### Stated exercise
In full and without deviation, write out the entries that follow.

### Exercise material
________________________

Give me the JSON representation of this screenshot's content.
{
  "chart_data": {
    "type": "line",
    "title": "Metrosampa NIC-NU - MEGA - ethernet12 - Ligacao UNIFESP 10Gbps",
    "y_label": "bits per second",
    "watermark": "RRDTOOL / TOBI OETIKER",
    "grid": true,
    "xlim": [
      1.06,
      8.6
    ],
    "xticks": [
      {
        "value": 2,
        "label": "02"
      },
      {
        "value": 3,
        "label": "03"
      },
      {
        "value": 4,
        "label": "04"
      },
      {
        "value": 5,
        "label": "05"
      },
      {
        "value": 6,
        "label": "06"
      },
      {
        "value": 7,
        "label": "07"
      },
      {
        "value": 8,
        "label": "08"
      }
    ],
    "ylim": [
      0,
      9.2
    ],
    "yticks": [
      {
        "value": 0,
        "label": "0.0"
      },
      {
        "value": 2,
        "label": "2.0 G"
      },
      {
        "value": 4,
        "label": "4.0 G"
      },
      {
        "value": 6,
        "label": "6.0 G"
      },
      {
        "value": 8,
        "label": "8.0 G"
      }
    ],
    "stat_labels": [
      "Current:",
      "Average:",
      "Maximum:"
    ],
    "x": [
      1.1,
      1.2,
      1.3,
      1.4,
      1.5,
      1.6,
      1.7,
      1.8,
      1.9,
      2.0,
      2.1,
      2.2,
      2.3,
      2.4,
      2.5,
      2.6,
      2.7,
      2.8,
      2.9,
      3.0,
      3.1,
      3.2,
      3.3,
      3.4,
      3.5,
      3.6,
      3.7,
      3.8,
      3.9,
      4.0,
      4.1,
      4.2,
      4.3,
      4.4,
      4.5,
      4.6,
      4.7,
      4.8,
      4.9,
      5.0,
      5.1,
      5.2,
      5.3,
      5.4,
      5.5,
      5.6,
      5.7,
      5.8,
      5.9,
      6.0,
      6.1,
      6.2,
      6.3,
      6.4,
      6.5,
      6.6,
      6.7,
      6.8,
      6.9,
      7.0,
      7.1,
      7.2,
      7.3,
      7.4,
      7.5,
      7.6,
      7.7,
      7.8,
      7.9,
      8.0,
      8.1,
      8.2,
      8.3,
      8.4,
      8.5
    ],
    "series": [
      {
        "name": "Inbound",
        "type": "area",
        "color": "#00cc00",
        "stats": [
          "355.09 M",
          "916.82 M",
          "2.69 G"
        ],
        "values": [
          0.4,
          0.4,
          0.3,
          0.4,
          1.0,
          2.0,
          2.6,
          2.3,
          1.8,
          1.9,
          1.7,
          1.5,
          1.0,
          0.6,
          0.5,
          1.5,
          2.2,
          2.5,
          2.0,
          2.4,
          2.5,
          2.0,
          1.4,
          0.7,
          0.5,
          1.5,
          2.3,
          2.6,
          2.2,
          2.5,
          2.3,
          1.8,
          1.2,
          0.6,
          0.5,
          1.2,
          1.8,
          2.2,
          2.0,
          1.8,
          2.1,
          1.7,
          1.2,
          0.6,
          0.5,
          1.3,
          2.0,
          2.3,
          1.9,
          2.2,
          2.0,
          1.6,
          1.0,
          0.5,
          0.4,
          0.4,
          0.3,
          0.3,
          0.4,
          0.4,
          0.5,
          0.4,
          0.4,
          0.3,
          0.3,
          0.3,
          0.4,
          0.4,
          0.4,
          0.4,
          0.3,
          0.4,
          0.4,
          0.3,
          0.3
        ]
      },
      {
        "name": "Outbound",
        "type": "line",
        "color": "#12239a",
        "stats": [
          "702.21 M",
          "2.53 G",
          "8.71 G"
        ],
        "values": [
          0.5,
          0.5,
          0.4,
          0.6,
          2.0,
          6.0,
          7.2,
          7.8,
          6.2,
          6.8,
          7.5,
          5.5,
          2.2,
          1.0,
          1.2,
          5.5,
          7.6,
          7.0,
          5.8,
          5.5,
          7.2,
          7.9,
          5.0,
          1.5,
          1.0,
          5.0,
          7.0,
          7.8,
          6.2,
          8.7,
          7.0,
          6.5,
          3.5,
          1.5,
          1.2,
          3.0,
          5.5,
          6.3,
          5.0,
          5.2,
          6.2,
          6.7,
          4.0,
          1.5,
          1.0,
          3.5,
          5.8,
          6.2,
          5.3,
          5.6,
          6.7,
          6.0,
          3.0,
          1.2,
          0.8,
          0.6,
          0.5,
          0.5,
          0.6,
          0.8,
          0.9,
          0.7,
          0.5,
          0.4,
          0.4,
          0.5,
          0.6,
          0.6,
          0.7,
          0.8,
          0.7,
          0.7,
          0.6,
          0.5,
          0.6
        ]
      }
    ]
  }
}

________________________

### Full solution
Give me the JSON representation of this screenshot's content.
{
  "chart_data": {
    "type": "line",
    "title": "Metrosampa NIC-NU - MEGA - ethernet12 - Ligacao UNIFESP 10Gbps",
    "y_label": "bits per second",
    "watermark": "RRDTOOL / TOBI OETIKER",
    "grid": true,
    "xlim": [
      1.06,
      8.6
    ],
    "xticks": [
      {
        "value": 2,
        "label": "02"
      },
      {
        "value": 3,
        "label": "03"
      },
      {
        "value": 4,
        "label": "04"
      },
      {
        "value": 5,
        "label": "05"
      },
      {
        "value": 6,
        "label": "06"
      },
      {
        "value": 7,
        "label": "07"
      },
      {
        "value": 8,
        "label": "08"
      }
    ],
    "ylim": [
      0,
      9.2
    ],
    "yticks": [
      {
        "value": 0,
        "label": "0.0"
      },
      {
        "value": 2,
        "label": "2.0 G"
      },
      {
        "value": 4,
        "label": "4.0 G"
      },
      {
        "value": 6,
        "label": "6.0 G"
      },
      {
        "value": 8,
        "label": "8.0 G"
      }
    ],
    "stat_labels": [
      "Current:",
      "Average:",
      "Maximum:"
    ],
    "x": [
      1.1,
      1.2,
      1.3,
      1.4,
      1.5,
      1.6,
      1.7,
      1.8,
      1.9,
      2.0,
      2.1,
      2.2,
      2.3,
      2.4,
      2.5,
      2.6,
      2.7,
      2.8,
      2.9,
      3.0,
      3.1,
      3.2,
      3.3,
      3.4,
      3.5,
      3.6,
      3.7,
      3.8,
      3.9,
      4.0,
      4.1,
      4.2,
      4.3,
      4.4,
      4.5,
      4.6,
      4.7,
      4.8,
      4.9,
      5.0,
      5.1,
      5.2,
      5.3,
      5.4,
      5.5,
      5.6,
      5.7,
      5.8,
      5.9,
      6.0,
      6.1,
      6.2,
      6.3,
      6.4,
      6.5,
      6.6,
      6.7,
      6.8,
      6.9,
      7.0,
      7.1,
      7.2,
      7.3,
      7.4,
      7.5,
      7.6,
      7.7,
      7.8,
      7.9,
      8.0,
      8.1,
      8.2,
      8.3,
      8.4,
      8.5
    ],
    "series": [
      {
        "name": "Inbound",
        "type": "area",
        "color": "#00cc00",
        "stats": [
          "355.09 M",
          "916.82 M",
          "2.69 G"
        ],
        "values": [
          0.4,
          0.4,
          0.3,
          0.4,
          1.0,
          2.0,
          2.6,
          2.3,
          1.8,
          1.9,
          1.7,
          1.5,
          1.0,
          0.6,
          0.5,
          1.5,
          2.2,
          2.5,
          2.0,
          2.4,
          2.5,
          2.0,
          1.4,
          0.7,
          0.5,
          1.5,
          2.3,
          2.6,
          2.2,
          2.5,
          2.3,
          1.8,
          1.2,
          0.6,
          0.5,
          1.2,
          1.8,
          2.2,
          2.0,
          1.8,
          2.1,
          1.7,
          1.2,
          0.6,
          0.5,
          1.3,
          2.0,
          2.3,
          1.9,
          2.2,
          2.0,
          1.6,
          1.0,
          0.5,
          0.4,
          0.4,
          0.3,
          0.3,
          0.4,
          0.4,
          0.5,
          0.4,
          0.4,
          0.3,
          0.3,
          0.3,
          0.4,
          0.4,
          0.4,
          0.4,
          0.3,
          0.4,
          0.4,
          0.3,
          0.3
        ]
      },
      {
        "name": "Outbound",
        "type": "line",
        "color": "#12239a",
        "stats": [
          "702.21 M",
          "2.53 G",
          "8.71 G"
        ],
        "values": [
          0.5,
          0.5,
          0.4,
          0.6,
          2.0,
          6.0,
          7.2,
          7.8,
          6.2,
          6.8,
          7.5,
          5.5,
          2.2,
          1.0,
          1.2,
          5.5,
          7.6,
          7.0,
          5.8,
          5.5,
          7.2,
          7.9,
          5.0,
          1.5,
          1.0,
          5.0,
          7.0,
          7.8,
          6.2,
          8.7,
          7.0,
          6.5,
          3.5,
          1.5,
          1.2,
          3.0,
          5.5,
          6.3,
          5.0,
          5.2,
          6.2,
          6.7,
          4.0,
          1.5,
          1.0,
          3.5,
          5.8,
          6.2,
          5.3,
          5.6,
          6.7,
          6.0,
          3.0,
          1.2,
          0.8,
          0.6,
          0.5,
          0.5,
          0.6,
          0.8,
          0.9,
          0.7,
          0.5,
          0.4,
          0.4,
          0.5,
          0.6,
          0.6,
          0.7,
          0.8,
          0.7,
          0.7,
          0.6,
          0.5,
          0.6
        ]
      }
    ]
  }
}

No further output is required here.